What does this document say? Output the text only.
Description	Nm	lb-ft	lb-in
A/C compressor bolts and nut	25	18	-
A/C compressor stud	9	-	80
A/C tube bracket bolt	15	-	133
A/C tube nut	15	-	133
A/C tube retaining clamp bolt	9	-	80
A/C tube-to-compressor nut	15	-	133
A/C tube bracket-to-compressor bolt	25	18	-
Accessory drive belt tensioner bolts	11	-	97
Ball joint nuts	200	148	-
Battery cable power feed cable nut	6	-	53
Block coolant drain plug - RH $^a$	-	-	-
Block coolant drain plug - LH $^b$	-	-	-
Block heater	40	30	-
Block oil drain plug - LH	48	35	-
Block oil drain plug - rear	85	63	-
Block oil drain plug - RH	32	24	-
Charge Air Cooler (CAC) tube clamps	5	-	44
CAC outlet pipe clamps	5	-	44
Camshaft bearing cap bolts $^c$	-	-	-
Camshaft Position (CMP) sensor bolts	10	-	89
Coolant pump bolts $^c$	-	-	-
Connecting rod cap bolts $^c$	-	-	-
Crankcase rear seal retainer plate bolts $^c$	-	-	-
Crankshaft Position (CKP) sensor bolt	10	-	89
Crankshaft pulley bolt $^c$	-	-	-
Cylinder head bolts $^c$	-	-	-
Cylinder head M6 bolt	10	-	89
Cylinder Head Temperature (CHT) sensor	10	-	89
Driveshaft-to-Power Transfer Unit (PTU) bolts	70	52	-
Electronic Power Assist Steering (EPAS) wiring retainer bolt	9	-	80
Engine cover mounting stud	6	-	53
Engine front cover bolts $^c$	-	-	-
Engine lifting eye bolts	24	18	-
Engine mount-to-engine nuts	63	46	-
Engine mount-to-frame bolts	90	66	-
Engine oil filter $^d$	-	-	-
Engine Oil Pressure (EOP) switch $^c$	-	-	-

========================================

Show all lines from the listing above in which "cover" appears.

Engine cover mounting stud	6	-	53
Engine front cover bolts $^c$	-	-	-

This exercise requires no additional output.